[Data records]

>>>>

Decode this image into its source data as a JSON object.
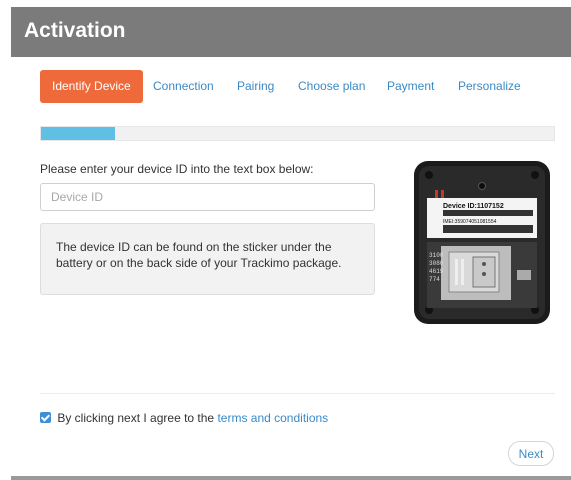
{
  "dialog": {
    "title": "Activation",
    "close_glyph": "×"
  },
  "tabs": [
    {
      "label": "Identify Device",
      "active": true
    },
    {
      "label": "Connection",
      "active": false
    },
    {
      "label": "Pairing",
      "active": false
    },
    {
      "label": "Choose plan",
      "active": false
    },
    {
      "label": "Payment",
      "active": false
    },
    {
      "label": "Personalize",
      "active": false
    }
  ],
  "progress": {
    "fraction": 0.145
  },
  "form": {
    "instruction": "Please enter your device ID into the text box below:",
    "device_id_value": "",
    "device_id_placeholder": "Device ID",
    "info_text": "The device ID can be found on the sticker under the battery or on the back side of your Trackimo package."
  },
  "device_image": {
    "sticker_device_id": "Device ID:1107152",
    "sticker_imei": "IMEI:359074051081554",
    "side_digits": [
      "3100",
      "3080",
      "4619",
      "774"
    ]
  },
  "agreement": {
    "checked": true,
    "prefix": "By clicking next I agree to the",
    "link_text": "terms and conditions"
  },
  "actions": {
    "next_label": "Next"
  },
  "colors": {
    "header_bg": "#7b7b7b",
    "active_tab": "#ee6a3b",
    "link": "#3a8ac7",
    "progress_fill": "#5fbfe5"
  }
}
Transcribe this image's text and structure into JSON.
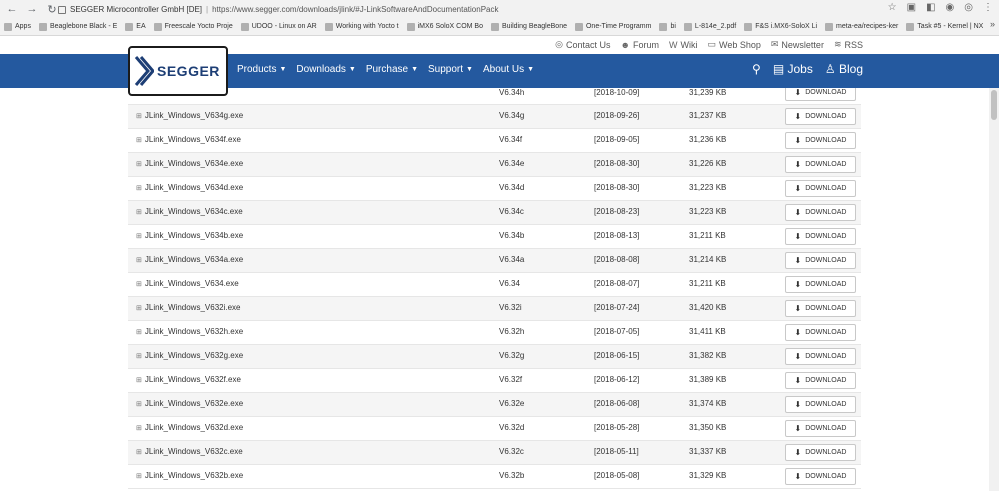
{
  "browser": {
    "tab_title": "SEGGER Microcontroller GmbH [DE]",
    "url": "https://www.segger.com/downloads/jlink/#J-LinkSoftwareAndDocumentationPack",
    "bookmarks": [
      "Apps",
      "Beaglebone Black - E",
      "EA",
      "Freescale Yocto Proje",
      "UDOO - Linux on AR",
      "Working with Yocto t",
      "iMX6 SoloX COM Bo",
      "Building BeagleBone",
      "One-Time Programm",
      "bi",
      "L-814e_2.pdf",
      "F&S i.MX6-SoloX Li",
      "meta-ea/recipes-ker",
      "Task #5 - Kernel | NX"
    ],
    "more": "»"
  },
  "utility_links": [
    {
      "icon": "help-icon",
      "label": "Contact Us"
    },
    {
      "icon": "forum-icon",
      "label": "Forum"
    },
    {
      "icon": "wiki-icon",
      "label": "Wiki"
    },
    {
      "icon": "cart-icon",
      "label": "Web Shop"
    },
    {
      "icon": "mail-icon",
      "label": "Newsletter"
    },
    {
      "icon": "rss-icon",
      "label": "RSS"
    }
  ],
  "logo_text": "SEGGER",
  "menu": [
    "Products",
    "Downloads",
    "Purchase",
    "Support",
    "About Us"
  ],
  "nav_right": {
    "jobs": "Jobs",
    "blog": "Blog"
  },
  "button_label": "DOWNLOAD",
  "rows": [
    {
      "file": "",
      "version": "V6.34h",
      "date": "[2018-10-09]",
      "size": "31,239 KB"
    },
    {
      "file": "JLink_Windows_V634g.exe",
      "version": "V6.34g",
      "date": "[2018-09-26]",
      "size": "31,237 KB"
    },
    {
      "file": "JLink_Windows_V634f.exe",
      "version": "V6.34f",
      "date": "[2018-09-05]",
      "size": "31,236 KB"
    },
    {
      "file": "JLink_Windows_V634e.exe",
      "version": "V6.34e",
      "date": "[2018-08-30]",
      "size": "31,226 KB"
    },
    {
      "file": "JLink_Windows_V634d.exe",
      "version": "V6.34d",
      "date": "[2018-08-30]",
      "size": "31,223 KB"
    },
    {
      "file": "JLink_Windows_V634c.exe",
      "version": "V6.34c",
      "date": "[2018-08-23]",
      "size": "31,223 KB"
    },
    {
      "file": "JLink_Windows_V634b.exe",
      "version": "V6.34b",
      "date": "[2018-08-13]",
      "size": "31,211 KB"
    },
    {
      "file": "JLink_Windows_V634a.exe",
      "version": "V6.34a",
      "date": "[2018-08-08]",
      "size": "31,214 KB"
    },
    {
      "file": "JLink_Windows_V634.exe",
      "version": "V6.34",
      "date": "[2018-08-07]",
      "size": "31,211 KB"
    },
    {
      "file": "JLink_Windows_V632i.exe",
      "version": "V6.32i",
      "date": "[2018-07-24]",
      "size": "31,420 KB"
    },
    {
      "file": "JLink_Windows_V632h.exe",
      "version": "V6.32h",
      "date": "[2018-07-05]",
      "size": "31,411 KB"
    },
    {
      "file": "JLink_Windows_V632g.exe",
      "version": "V6.32g",
      "date": "[2018-06-15]",
      "size": "31,382 KB"
    },
    {
      "file": "JLink_Windows_V632f.exe",
      "version": "V6.32f",
      "date": "[2018-06-12]",
      "size": "31,389 KB"
    },
    {
      "file": "JLink_Windows_V632e.exe",
      "version": "V6.32e",
      "date": "[2018-06-08]",
      "size": "31,374 KB"
    },
    {
      "file": "JLink_Windows_V632d.exe",
      "version": "V6.32d",
      "date": "[2018-05-28]",
      "size": "31,350 KB"
    },
    {
      "file": "JLink_Windows_V632c.exe",
      "version": "V6.32c",
      "date": "[2018-05-11]",
      "size": "31,337 KB"
    },
    {
      "file": "JLink_Windows_V632b.exe",
      "version": "V6.32b",
      "date": "[2018-05-08]",
      "size": "31,329 KB"
    }
  ],
  "colors": {
    "nav_bg": "#24599f",
    "logo_blue": "#1d3e75"
  }
}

<<<<

Extract, from the material above, each line holding the word "this".

# Answer below:
Decode this image into its source data as a JSON object.
Transcribe this image's text and structure into JSON.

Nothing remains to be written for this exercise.